WHAT NEEDS TO BE DONE: Look through the records that follow. Copy every line containing the word "color".

## begin EXCERPTED DATA

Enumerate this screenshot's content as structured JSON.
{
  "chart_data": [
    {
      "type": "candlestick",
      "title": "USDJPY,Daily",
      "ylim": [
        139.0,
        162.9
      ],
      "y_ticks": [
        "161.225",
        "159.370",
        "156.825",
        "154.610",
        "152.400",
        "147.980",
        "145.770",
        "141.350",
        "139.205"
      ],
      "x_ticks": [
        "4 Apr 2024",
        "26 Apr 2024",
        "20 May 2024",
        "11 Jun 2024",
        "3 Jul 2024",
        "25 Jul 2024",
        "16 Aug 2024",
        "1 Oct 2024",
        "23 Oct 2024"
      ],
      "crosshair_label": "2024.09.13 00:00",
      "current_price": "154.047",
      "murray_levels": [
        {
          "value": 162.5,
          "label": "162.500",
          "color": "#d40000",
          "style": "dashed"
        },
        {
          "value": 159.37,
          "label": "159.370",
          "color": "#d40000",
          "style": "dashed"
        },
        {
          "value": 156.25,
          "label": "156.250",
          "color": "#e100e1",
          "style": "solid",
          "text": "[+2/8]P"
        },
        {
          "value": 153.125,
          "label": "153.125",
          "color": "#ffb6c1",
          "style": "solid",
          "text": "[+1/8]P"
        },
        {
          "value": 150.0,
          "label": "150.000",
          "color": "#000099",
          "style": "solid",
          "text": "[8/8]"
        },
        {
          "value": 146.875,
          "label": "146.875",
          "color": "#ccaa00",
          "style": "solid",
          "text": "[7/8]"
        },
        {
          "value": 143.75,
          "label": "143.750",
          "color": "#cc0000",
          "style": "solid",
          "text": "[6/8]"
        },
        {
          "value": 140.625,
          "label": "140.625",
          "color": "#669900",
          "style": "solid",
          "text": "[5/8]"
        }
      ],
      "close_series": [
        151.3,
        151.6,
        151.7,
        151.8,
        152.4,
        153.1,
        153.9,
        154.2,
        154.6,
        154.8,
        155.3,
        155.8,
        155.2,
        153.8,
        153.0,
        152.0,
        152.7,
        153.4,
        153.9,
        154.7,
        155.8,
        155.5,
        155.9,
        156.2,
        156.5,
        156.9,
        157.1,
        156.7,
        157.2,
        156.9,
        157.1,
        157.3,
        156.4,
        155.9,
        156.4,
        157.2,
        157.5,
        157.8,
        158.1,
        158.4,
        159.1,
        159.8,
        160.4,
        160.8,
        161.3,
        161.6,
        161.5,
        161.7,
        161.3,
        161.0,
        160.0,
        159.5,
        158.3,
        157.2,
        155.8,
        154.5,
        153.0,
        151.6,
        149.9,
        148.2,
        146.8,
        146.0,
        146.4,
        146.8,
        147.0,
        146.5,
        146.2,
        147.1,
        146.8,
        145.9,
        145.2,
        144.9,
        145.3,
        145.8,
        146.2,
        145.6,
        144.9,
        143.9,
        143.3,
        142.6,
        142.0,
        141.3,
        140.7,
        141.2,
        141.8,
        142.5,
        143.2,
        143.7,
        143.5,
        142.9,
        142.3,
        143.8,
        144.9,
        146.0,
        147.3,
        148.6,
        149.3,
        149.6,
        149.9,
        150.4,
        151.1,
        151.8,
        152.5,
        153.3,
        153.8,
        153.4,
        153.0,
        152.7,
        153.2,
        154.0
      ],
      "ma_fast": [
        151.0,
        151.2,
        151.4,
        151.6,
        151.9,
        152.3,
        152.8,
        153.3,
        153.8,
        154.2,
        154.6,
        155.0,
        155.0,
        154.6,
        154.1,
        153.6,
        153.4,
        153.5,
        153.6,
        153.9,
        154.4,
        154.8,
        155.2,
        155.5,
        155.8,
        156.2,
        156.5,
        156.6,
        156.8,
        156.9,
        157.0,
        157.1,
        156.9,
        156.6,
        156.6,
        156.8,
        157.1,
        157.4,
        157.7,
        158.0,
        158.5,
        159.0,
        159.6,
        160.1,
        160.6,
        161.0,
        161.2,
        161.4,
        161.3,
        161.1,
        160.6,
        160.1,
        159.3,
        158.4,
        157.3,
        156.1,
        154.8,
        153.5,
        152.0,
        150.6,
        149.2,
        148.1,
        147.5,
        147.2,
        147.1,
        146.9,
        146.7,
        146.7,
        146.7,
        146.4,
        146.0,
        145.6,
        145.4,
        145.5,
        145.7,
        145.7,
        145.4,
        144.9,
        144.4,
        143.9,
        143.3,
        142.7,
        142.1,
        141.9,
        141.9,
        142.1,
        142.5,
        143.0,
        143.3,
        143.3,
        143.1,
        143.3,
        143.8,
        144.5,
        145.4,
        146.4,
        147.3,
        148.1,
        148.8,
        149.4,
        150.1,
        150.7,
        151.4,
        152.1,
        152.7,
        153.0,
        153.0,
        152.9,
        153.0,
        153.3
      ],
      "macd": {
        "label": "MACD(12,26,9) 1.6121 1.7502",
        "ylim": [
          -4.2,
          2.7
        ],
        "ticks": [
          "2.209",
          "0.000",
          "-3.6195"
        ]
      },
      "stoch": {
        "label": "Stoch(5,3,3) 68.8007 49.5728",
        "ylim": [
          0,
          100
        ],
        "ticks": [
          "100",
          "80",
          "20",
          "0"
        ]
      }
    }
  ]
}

## end EXCERPTED DATA

SOLUTION FOR THIS PROBLEM:
          "color": "#d40000",
          "color": "#d40000",
          "color": "#e100e1",
          "color": "#ffb6c1",
          "color": "#000099",
          "color": "#ccaa00",
          "color": "#cc0000",
          "color": "#669900",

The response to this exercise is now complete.